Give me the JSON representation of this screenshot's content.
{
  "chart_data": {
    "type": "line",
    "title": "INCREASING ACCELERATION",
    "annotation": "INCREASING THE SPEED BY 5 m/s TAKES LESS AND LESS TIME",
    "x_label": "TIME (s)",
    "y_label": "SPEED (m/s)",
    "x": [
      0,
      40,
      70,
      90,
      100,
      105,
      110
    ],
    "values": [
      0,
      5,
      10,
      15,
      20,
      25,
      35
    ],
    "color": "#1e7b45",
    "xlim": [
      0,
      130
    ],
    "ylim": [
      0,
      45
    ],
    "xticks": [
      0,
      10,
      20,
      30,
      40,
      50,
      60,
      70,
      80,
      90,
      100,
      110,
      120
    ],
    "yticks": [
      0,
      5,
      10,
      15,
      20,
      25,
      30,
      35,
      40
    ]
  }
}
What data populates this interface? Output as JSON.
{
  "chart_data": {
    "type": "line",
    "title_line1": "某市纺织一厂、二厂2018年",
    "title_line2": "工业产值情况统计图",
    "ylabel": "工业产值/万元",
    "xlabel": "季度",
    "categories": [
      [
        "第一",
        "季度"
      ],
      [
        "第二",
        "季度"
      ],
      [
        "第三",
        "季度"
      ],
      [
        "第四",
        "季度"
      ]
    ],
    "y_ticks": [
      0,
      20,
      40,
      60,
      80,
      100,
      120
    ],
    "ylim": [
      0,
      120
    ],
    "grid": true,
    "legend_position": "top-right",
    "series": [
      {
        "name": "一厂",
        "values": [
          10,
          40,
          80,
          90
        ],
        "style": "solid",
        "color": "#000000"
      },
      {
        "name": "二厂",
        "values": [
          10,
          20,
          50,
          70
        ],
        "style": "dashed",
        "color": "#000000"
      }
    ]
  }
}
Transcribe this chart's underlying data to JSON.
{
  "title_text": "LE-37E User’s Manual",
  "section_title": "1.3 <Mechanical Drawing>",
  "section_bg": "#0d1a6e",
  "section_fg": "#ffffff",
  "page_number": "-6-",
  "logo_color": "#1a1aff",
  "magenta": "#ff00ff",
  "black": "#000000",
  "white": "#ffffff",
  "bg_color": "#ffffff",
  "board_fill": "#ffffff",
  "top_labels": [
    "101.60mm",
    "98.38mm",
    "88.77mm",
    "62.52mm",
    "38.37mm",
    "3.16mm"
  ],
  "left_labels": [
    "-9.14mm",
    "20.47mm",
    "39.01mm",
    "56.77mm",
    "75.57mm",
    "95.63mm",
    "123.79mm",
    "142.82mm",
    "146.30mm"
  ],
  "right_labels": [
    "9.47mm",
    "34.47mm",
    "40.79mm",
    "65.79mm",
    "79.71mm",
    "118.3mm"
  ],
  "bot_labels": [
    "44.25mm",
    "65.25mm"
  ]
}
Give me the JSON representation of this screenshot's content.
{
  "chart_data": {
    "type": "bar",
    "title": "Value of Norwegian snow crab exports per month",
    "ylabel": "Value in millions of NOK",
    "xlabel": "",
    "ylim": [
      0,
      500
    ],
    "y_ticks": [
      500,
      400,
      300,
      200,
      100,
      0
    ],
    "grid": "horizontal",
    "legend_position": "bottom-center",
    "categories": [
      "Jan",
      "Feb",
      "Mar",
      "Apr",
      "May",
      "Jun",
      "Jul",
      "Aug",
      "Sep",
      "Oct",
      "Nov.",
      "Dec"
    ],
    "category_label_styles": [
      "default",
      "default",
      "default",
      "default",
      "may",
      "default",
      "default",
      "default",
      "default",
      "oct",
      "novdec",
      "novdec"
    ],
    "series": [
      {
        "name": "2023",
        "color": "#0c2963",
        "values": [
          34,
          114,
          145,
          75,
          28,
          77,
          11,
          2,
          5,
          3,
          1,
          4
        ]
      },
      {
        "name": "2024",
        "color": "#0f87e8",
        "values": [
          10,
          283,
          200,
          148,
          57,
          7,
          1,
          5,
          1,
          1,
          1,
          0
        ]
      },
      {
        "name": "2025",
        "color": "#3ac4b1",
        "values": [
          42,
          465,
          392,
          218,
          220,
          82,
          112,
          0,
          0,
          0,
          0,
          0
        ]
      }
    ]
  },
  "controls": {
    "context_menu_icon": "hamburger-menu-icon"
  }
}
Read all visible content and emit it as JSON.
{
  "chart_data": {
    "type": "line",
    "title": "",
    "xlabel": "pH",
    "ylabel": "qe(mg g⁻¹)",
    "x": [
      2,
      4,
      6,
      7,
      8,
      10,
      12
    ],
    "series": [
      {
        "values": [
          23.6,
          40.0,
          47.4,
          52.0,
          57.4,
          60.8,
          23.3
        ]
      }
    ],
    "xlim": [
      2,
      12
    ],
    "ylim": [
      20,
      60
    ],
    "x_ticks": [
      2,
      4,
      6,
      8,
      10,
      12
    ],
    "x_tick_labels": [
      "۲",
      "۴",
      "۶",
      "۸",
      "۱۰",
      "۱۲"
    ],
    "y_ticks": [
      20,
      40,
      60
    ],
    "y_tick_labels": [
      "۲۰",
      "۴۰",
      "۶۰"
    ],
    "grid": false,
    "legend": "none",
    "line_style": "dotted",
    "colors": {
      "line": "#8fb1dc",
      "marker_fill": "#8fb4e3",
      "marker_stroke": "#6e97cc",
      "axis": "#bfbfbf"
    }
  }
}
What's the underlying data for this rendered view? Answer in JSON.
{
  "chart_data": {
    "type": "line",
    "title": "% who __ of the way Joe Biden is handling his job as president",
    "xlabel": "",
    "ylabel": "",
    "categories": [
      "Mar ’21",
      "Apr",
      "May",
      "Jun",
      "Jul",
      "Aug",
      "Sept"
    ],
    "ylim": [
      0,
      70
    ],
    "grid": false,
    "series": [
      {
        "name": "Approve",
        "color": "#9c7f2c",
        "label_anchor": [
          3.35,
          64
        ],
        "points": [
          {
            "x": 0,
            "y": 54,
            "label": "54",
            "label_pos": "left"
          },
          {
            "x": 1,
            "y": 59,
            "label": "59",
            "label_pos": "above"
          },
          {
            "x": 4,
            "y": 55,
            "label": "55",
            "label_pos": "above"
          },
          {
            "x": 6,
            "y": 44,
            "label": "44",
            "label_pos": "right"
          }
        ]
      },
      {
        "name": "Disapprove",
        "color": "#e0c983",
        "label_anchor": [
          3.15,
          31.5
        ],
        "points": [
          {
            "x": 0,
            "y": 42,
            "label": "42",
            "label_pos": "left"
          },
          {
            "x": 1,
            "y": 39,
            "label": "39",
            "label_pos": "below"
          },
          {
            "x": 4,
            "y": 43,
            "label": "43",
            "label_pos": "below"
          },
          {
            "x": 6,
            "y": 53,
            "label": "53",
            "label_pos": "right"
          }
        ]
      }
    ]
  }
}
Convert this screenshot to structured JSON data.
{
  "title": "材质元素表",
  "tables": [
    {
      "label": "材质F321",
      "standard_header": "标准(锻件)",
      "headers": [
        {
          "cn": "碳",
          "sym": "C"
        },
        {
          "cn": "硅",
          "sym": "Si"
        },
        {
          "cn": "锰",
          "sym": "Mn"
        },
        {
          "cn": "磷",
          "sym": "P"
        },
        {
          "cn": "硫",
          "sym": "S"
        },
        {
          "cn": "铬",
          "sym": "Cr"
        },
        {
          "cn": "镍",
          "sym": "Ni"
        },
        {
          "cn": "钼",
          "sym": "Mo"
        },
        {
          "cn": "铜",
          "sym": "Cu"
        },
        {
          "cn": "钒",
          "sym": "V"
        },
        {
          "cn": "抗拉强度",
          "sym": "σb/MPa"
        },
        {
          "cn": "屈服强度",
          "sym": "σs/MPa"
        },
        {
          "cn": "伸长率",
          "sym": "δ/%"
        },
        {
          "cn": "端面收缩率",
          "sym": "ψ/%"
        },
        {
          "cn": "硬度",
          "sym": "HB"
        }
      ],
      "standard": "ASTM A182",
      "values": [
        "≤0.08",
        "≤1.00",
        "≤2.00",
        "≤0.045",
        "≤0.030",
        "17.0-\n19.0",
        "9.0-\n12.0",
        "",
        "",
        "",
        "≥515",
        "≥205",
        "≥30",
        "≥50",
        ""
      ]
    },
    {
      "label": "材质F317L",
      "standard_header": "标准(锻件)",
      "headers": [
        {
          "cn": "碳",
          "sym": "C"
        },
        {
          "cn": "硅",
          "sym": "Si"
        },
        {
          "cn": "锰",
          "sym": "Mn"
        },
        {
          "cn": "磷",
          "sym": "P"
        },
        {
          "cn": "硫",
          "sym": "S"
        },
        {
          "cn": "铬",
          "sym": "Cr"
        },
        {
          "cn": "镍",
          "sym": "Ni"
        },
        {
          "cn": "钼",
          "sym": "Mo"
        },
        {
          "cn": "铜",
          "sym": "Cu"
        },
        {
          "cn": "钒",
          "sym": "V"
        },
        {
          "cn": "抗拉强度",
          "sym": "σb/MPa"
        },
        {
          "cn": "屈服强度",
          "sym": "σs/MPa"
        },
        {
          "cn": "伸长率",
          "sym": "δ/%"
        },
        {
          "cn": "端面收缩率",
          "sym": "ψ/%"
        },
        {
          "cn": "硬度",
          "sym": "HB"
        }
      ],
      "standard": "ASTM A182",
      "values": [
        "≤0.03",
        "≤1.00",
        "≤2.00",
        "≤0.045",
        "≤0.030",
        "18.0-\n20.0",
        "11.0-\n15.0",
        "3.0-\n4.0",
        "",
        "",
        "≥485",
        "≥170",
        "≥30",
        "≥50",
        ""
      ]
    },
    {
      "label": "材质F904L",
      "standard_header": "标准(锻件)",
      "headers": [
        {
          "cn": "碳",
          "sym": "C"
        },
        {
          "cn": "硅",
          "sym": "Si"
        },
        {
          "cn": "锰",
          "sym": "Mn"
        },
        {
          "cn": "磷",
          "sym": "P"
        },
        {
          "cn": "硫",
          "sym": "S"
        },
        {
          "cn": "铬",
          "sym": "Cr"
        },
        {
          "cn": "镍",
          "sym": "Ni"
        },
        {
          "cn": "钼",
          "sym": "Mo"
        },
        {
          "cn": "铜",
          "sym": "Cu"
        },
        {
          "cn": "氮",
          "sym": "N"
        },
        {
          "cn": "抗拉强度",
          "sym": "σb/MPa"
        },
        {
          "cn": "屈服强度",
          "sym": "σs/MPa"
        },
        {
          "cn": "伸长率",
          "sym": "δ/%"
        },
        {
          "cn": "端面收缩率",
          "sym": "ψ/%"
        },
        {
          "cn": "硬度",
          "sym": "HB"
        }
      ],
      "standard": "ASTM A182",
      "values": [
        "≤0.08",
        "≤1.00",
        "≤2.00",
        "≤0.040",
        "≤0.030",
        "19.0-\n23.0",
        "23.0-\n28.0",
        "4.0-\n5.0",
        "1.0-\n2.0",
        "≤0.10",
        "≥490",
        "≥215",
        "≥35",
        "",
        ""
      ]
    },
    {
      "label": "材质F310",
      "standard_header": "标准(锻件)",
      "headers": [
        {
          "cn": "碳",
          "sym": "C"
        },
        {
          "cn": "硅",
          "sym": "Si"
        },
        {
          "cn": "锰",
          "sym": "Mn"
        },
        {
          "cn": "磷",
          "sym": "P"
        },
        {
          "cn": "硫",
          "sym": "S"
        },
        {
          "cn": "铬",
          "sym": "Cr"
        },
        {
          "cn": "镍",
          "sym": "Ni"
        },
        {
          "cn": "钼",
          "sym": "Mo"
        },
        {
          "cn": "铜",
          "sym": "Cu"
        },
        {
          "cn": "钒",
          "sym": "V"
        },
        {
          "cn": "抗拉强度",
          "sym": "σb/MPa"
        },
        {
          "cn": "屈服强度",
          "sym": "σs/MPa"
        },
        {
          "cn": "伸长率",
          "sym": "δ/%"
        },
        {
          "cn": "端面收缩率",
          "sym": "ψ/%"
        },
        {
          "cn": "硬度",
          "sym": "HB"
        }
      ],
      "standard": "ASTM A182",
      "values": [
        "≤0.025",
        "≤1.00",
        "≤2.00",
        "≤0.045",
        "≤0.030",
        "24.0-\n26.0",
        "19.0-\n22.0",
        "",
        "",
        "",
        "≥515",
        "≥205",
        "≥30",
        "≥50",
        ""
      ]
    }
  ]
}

·····

Set task: Show all lines above holding "TIME".

Response to the exercise:
    "annotation": "INCREASING THE SPEED BY 5 m/s TAKES LESS AND LESS TIME",
    "x_label": "TIME (s)",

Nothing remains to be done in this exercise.